--- start of Exercise inputs ---

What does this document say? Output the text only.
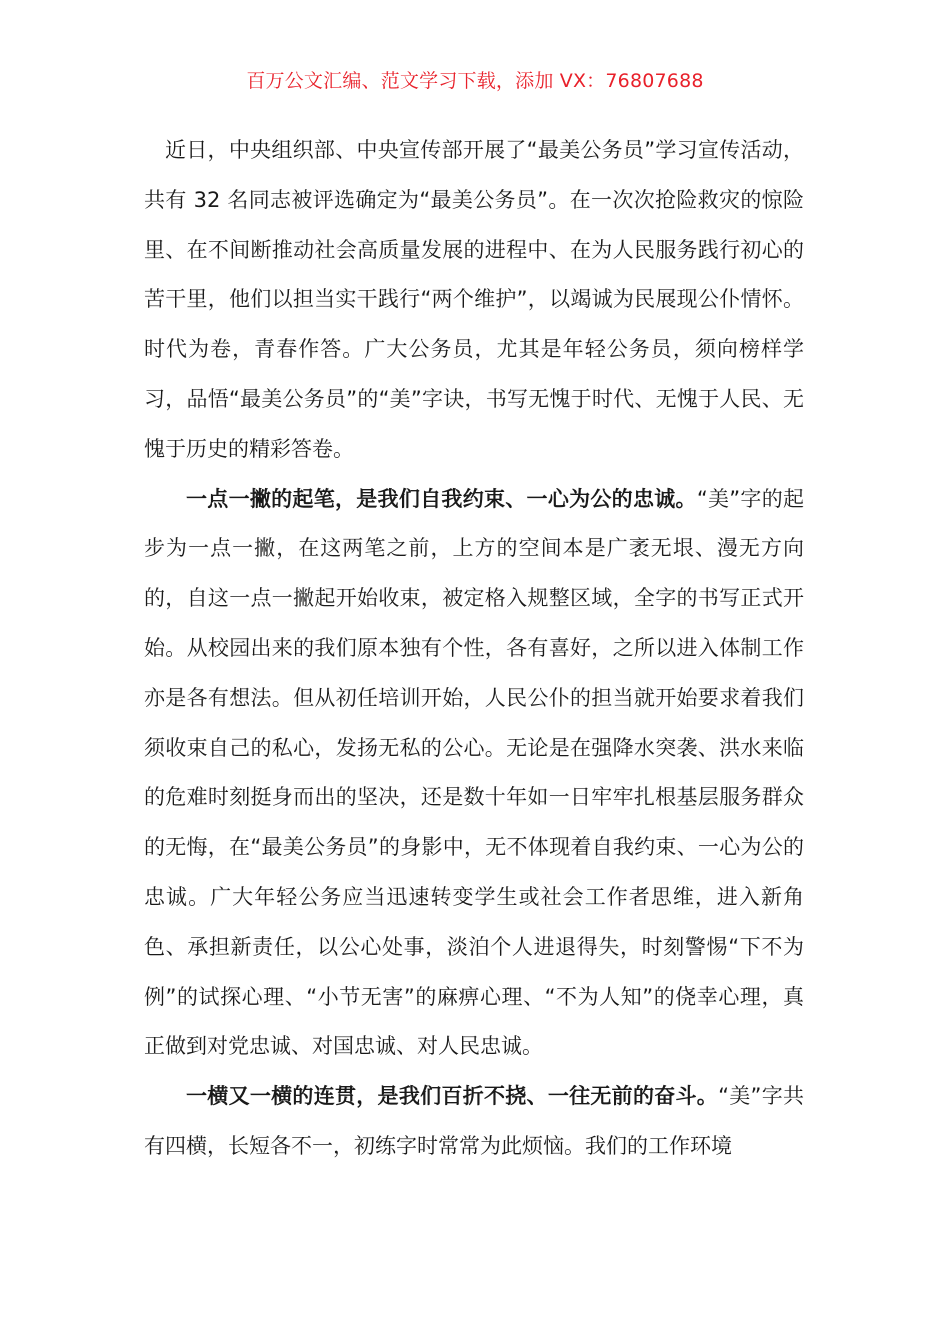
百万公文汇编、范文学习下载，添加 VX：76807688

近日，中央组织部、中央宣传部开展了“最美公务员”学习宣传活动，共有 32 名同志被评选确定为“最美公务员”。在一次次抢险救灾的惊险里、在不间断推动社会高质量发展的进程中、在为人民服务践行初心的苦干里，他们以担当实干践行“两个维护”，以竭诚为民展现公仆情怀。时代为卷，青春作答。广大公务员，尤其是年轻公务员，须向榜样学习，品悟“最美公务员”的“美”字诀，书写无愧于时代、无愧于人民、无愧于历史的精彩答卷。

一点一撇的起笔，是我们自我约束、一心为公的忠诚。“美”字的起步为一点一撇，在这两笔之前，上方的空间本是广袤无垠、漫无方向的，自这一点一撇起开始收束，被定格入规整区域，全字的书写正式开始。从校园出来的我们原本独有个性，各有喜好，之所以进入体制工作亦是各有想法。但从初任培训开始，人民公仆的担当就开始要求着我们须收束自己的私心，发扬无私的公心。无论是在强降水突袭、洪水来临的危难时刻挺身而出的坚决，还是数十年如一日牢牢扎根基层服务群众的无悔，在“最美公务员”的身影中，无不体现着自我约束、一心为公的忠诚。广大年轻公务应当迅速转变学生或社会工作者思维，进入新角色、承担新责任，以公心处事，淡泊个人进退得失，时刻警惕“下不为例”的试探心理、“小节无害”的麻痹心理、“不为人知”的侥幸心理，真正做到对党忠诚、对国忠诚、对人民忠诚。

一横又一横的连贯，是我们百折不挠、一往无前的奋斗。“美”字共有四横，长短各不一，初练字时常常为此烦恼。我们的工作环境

--- end of Exercise inputs ---

Given problem
Without the pictures, reproduce every line of the records above exactly.

Response for this exercise
What does this document say? Output the text only.
百万公文汇编、范文学习下载，添加 VX：76807688

近日，中央组织部、中央宣传部开展了“最美公务员”学习宣传活动，共有 32 名同志被评选确定为“最美公务员”。在一次次抢险救灾的惊险里、在不间断推动社会高质量发展的进程中、在为人民服务践行初心的苦干里，他们以担当实干践行“两个维护”，以竭诚为民展现公仆情怀。时代为卷，青春作答。广大公务员，尤其是年轻公务员，须向榜样学习，品悟“最美公务员”的“美”字诀，书写无愧于时代、无愧于人民、无愧于历史的精彩答卷。

一点一撇的起笔，是我们自我约束、一心为公的忠诚。“美”字的起步为一点一撇，在这两笔之前，上方的空间本是广袤无垠、漫无方向的，自这一点一撇起开始收束，被定格入规整区域，全字的书写正式开始。从校园出来的我们原本独有个性，各有喜好，之所以进入体制工作亦是各有想法。但从初任培训开始，人民公仆的担当就开始要求着我们须收束自己的私心，发扬无私的公心。无论是在强降水突袭、洪水来临的危难时刻挺身而出的坚决，还是数十年如一日牢牢扎根基层服务群众的无悔，在“最美公务员”的身影中，无不体现着自我约束、一心为公的忠诚。广大年轻公务应当迅速转变学生或社会工作者思维，进入新角色、承担新责任，以公心处事，淡泊个人进退得失，时刻警惕“下不为例”的试探心理、“小节无害”的麻痹心理、“不为人知”的侥幸心理，真正做到对党忠诚、对国忠诚、对人民忠诚。

一横又一横的连贯，是我们百折不挠、一往无前的奋斗。“美”字共有四横，长短各不一，初练字时常常为此烦恼。我们的工作环境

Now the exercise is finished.